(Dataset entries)

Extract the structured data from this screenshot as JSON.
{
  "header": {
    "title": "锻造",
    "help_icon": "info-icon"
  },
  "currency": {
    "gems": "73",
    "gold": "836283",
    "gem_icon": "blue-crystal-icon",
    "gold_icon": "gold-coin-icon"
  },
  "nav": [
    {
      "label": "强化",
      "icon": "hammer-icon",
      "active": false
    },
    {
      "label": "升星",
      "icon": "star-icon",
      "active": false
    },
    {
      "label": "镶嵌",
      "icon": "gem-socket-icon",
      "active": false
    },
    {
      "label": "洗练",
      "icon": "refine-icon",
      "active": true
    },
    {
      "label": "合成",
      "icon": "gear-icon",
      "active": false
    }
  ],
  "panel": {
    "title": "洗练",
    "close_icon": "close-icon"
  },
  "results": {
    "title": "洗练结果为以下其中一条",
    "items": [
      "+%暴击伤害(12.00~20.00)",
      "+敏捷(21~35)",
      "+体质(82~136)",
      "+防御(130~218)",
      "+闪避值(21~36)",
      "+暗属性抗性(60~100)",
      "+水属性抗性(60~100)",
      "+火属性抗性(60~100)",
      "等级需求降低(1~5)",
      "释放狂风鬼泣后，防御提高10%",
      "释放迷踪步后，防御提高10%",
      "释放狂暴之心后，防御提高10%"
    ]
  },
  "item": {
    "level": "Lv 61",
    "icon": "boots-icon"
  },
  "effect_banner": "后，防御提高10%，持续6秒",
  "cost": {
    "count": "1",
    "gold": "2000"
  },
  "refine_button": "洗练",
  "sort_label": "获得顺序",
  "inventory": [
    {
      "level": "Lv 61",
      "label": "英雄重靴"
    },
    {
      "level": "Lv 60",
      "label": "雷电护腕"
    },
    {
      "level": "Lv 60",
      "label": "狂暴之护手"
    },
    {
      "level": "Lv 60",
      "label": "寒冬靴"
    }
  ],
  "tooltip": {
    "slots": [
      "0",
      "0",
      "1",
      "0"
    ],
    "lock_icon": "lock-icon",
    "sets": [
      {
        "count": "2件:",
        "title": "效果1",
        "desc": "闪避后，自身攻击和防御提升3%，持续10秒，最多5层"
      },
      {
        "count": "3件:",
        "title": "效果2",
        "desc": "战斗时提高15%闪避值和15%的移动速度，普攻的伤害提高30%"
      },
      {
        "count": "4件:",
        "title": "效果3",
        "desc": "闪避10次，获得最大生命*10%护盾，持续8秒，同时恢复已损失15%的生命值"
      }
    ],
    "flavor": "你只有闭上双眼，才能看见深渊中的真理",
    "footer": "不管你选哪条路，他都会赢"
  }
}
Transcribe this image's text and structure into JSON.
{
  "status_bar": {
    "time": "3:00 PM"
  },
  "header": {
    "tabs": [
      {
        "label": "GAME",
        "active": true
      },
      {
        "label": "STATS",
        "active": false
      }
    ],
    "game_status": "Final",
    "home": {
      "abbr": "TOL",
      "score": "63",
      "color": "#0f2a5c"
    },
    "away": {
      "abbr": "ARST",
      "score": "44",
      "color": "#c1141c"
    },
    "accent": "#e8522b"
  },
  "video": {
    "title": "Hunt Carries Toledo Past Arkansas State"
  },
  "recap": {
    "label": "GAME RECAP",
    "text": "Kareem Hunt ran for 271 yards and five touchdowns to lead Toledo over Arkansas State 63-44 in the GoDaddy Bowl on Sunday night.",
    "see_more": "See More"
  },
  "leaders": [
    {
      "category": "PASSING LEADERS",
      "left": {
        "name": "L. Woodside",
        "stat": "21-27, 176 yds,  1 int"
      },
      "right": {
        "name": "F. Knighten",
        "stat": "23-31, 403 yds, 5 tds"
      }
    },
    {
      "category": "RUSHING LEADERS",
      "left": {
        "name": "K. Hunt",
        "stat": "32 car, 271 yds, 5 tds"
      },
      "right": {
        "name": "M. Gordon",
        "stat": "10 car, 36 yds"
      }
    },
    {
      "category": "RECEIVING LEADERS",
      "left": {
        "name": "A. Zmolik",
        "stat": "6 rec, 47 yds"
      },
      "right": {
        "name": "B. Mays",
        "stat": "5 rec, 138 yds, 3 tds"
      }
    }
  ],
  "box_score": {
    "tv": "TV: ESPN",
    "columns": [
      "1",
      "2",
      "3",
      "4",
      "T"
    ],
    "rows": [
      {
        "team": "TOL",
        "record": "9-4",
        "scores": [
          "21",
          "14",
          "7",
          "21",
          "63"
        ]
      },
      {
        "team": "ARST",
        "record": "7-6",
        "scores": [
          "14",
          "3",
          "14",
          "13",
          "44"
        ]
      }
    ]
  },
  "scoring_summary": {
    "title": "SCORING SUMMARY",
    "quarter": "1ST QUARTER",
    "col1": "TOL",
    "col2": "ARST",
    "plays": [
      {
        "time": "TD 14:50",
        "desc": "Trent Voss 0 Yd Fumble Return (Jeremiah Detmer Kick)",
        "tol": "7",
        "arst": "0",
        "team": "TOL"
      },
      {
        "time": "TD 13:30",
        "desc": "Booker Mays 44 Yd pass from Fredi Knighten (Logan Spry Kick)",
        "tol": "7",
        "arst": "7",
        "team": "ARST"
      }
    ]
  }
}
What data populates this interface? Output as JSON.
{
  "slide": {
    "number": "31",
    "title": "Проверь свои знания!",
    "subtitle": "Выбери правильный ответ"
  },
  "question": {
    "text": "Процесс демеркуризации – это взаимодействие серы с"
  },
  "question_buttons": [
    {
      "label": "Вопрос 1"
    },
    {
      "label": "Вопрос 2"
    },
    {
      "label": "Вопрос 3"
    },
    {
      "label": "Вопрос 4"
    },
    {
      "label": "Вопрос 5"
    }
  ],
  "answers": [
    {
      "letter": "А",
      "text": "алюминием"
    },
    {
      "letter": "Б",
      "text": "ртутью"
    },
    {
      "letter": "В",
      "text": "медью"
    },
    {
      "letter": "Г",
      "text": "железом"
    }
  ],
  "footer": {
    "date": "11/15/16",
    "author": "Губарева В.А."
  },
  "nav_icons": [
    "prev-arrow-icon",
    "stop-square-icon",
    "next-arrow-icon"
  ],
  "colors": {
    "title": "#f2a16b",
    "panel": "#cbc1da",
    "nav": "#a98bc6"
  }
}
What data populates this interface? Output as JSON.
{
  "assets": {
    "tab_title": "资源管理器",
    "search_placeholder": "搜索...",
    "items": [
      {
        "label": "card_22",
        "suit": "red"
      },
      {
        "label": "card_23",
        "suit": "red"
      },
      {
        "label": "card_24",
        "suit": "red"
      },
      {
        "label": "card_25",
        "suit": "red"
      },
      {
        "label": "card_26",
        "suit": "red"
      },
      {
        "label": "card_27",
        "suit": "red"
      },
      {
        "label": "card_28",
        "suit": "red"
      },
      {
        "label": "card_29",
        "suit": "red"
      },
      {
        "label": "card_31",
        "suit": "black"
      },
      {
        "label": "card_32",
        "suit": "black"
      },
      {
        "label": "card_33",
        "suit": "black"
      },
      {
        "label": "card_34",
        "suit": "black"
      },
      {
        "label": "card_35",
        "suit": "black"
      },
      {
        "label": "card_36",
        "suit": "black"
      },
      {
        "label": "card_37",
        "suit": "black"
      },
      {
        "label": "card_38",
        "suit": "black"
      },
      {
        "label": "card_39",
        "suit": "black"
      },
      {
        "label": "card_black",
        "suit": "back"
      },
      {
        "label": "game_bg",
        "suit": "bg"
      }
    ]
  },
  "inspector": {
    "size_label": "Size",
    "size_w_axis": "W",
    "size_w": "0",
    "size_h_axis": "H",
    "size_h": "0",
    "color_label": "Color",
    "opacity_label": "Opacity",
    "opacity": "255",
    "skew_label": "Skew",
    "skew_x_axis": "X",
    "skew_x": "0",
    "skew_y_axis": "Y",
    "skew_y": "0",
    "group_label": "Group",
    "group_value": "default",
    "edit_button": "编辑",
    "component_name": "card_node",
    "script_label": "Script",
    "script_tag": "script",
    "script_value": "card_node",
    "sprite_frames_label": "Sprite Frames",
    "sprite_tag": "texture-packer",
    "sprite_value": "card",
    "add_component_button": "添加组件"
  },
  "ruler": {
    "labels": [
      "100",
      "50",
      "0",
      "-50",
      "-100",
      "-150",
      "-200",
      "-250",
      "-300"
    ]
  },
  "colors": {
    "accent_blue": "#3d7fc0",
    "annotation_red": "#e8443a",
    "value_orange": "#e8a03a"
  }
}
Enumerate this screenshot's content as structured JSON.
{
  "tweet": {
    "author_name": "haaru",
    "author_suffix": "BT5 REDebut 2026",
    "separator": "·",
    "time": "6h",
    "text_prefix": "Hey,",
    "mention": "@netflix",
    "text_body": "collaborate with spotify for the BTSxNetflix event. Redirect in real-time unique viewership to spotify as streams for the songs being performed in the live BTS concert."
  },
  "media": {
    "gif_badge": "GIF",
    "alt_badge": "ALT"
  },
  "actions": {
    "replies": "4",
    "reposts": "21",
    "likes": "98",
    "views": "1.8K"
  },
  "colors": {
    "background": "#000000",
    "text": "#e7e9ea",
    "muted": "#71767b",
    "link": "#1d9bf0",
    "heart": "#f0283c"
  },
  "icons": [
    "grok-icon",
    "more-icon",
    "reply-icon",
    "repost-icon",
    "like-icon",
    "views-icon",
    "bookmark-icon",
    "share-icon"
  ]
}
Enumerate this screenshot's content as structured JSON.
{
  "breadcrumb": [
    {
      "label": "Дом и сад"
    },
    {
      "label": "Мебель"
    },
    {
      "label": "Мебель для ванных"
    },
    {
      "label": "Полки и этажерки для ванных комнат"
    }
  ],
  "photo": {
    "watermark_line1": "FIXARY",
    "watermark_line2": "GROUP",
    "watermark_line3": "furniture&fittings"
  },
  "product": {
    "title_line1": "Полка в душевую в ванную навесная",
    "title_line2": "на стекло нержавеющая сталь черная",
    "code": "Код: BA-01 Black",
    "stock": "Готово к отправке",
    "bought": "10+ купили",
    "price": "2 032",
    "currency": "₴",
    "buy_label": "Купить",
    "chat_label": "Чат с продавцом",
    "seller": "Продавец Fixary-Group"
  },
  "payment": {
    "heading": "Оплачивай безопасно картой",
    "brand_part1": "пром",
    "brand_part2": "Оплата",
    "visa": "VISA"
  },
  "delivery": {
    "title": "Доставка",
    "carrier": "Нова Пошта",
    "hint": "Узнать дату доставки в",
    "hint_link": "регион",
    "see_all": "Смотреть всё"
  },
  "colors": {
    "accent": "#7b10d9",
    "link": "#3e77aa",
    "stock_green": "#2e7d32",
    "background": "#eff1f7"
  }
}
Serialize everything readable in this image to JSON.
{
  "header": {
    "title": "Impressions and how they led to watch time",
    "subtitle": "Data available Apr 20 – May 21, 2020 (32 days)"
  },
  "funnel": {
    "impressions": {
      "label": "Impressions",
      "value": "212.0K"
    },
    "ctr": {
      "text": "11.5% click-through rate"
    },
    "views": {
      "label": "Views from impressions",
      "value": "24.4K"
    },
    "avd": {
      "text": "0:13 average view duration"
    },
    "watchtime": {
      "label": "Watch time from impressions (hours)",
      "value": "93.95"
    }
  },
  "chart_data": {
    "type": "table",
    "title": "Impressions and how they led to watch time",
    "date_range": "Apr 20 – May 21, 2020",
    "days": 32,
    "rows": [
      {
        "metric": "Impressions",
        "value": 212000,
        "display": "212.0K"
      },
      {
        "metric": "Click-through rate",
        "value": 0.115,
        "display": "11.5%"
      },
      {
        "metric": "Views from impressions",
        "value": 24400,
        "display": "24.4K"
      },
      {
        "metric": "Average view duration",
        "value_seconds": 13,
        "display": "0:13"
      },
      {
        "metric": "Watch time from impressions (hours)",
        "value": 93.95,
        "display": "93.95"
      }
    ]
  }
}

- **Prompt**
Copy out each line in the preceding records that contains "duration".

- **In response**
      "text": "0:13 average view duration"
        "metric": "Average view duration",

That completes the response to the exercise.